● **Objective**: Take all the material and copy it exactly.

* BEGIN Information given *

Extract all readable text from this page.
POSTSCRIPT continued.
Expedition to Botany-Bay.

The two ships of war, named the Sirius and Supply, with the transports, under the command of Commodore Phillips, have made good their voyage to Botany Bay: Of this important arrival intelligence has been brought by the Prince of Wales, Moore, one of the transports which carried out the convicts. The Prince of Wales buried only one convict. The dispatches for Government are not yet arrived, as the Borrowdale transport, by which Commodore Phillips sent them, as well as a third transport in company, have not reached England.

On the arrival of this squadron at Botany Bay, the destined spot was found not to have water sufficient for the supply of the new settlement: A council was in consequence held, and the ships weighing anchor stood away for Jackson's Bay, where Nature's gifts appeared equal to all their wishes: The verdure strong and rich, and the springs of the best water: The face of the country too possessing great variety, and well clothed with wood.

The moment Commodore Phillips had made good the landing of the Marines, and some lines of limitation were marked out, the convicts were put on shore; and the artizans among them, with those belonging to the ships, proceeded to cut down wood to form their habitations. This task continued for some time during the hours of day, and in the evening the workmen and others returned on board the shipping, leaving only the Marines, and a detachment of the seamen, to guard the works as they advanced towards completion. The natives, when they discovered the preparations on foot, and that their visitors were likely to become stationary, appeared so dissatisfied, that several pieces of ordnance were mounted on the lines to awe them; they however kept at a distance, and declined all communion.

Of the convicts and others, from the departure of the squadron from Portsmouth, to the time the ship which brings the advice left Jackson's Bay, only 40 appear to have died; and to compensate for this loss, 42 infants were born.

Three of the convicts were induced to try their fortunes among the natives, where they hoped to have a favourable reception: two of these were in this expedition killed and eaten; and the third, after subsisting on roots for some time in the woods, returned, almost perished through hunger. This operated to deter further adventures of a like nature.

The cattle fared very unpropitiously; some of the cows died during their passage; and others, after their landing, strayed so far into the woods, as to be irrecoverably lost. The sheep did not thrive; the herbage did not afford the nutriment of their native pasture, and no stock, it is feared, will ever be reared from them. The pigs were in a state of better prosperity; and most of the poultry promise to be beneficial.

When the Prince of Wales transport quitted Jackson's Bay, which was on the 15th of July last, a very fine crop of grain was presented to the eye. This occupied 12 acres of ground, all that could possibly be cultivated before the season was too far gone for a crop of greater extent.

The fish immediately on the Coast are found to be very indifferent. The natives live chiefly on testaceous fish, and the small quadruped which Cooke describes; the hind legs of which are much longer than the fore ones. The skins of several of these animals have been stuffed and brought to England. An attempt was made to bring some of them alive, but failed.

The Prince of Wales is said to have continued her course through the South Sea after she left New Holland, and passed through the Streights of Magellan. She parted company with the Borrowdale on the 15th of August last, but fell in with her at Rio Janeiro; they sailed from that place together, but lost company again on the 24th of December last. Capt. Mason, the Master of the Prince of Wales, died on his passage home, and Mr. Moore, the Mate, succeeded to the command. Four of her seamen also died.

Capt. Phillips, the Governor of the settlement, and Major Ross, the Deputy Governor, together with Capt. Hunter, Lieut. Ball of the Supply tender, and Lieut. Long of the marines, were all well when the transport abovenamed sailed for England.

* END Information given *

● **Task result**:
Extract all readable text from this page.
POSTSCRIPT continued.
Expedition to Botany-Bay.

The two ships of war, named the Sirius and Supply, with the transports, under the command of Commodore Phillips, have made good their voyage to Botany Bay: Of this important arrival intelligence has been brought by the Prince of Wales, Moore, one of the transports which carried out the convicts. The Prince of Wales buried only one convict. The dispatches for Government are not yet arrived, as the Borrowdale transport, by which Commodore Phillips sent them, as well as a third transport in company, have not reached England.

On the arrival of this squadron at Botany Bay, the destined spot was found not to have water sufficient for the supply of the new settlement: A council was in consequence held, and the ships weighing anchor stood away for Jackson's Bay, where Nature's gifts appeared equal to all their wishes: The verdure strong and rich, and the springs of the best water: The face of the country too possessing great variety, and well clothed with wood.

The moment Commodore Phillips had made good the landing of the Marines, and some lines of limitation were marked out, the convicts were put on shore; and the artizans among them, with those belonging to the ships, proceeded to cut down wood to form their habitations. This task continued for some time during the hours of day, and in the evening the workmen and others returned on board the shipping, leaving only the Marines, and a detachment of the seamen, to guard the works as they advanced towards completion. The natives, when they discovered the preparations on foot, and that their visitors were likely to become stationary, appeared so dissatisfied, that several pieces of ordnance were mounted on the lines to awe them; they however kept at a distance, and declined all communion.

Of the convicts and others, from the departure of the squadron from Portsmouth, to the time the ship which brings the advice left Jackson's Bay, only 40 appear to have died; and to compensate for this loss, 42 infants were born.

Three of the convicts were induced to try their fortunes among the natives, where they hoped to have a favourable reception: two of these were in this expedition killed and eaten; and the third, after subsisting on roots for some time in the woods, returned, almost perished through hunger. This operated to deter further adventures of a like nature.

The cattle fared very unpropitiously; some of the cows died during their passage; and others, after their landing, strayed so far into the woods, as to be irrecoverably lost. The sheep did not thrive; the herbage did not afford the nutriment of their native pasture, and no stock, it is feared, will ever be reared from them. The pigs were in a state of better prosperity; and most of the poultry promise to be beneficial.

When the Prince of Wales transport quitted Jackson's Bay, which was on the 15th of July last, a very fine crop of grain was presented to the eye. This occupied 12 acres of ground, all that could possibly be cultivated before the season was too far gone for a crop of greater extent.

The fish immediately on the Coast are found to be very indifferent. The natives live chiefly on testaceous fish, and the small quadruped which Cooke describes; the hind legs of which are much longer than the fore ones. The skins of several of these animals have been stuffed and brought to England. An attempt was made to bring some of them alive, but failed.

The Prince of Wales is said to have continued her course through the South Sea after she left New Holland, and passed through the Streights of Magellan. She parted company with the Borrowdale on the 15th of August last, but fell in with her at Rio Janeiro; they sailed from that place together, but lost company again on the 24th of December last. Capt. Mason, the Master of the Prince of Wales, died on his passage home, and Mr. Moore, the Mate, succeeded to the command. Four of her seamen also died.

Capt. Phillips, the Governor of the settlement, and Major Ross, the Deputy Governor, together with Capt. Hunter, Lieut. Ball of the Supply tender, and Lieut. Long of the marines, were all well when the transport abovenamed sailed for England.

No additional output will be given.